*EXERCISE:*
Give back the full material, exactly as it reads.
— begin —
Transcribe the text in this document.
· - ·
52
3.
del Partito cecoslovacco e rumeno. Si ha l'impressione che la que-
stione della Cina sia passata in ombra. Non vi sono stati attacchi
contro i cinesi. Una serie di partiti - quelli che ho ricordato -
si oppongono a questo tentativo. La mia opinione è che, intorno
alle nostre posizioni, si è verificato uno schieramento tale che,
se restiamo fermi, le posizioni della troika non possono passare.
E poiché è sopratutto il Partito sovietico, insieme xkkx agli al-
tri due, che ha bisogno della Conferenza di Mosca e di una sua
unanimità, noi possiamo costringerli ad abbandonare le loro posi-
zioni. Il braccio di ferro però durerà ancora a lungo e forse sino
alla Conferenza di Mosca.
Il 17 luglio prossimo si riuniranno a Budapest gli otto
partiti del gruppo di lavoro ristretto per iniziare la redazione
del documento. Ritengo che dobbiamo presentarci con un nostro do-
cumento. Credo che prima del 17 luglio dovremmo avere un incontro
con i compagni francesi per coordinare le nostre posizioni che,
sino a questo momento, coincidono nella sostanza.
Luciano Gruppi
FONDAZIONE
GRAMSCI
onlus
— end —
*EXPECTED OUTPUT:*
Transcribe the text in this document.
· - ·
52
3.
del Partito cecoslovacco e rumeno. Si ha l'impressione che la que-
stione della Cina sia passata in ombra. Non vi sono stati attacchi
contro i cinesi. Una serie di partiti - quelli che ho ricordato -
si oppongono a questo tentativo. La mia opinione è che, intorno
alle nostre posizioni, si è verificato uno schieramento tale che,
se restiamo fermi, le posizioni della troika non possono passare.
E poiché è sopratutto il Partito sovietico, insieme xkkx agli al-
tri due, che ha bisogno della Conferenza di Mosca e di una sua
unanimità, noi possiamo costringerli ad abbandonare le loro posi-
zioni. Il braccio di ferro però durerà ancora a lungo e forse sino
alla Conferenza di Mosca.
Il 17 luglio prossimo si riuniranno a Budapest gli otto
partiti del gruppo di lavoro ristretto per iniziare la redazione
del documento. Ritengo che dobbiamo presentarci con un nostro do-
cumento. Credo che prima del 17 luglio dovremmo avere un incontro
con i compagni francesi per coordinare le nostre posizioni che,
sino a questo momento, coincidono nella sostanza.
Luciano Gruppi
FONDAZIONE
GRAMSCI
onlus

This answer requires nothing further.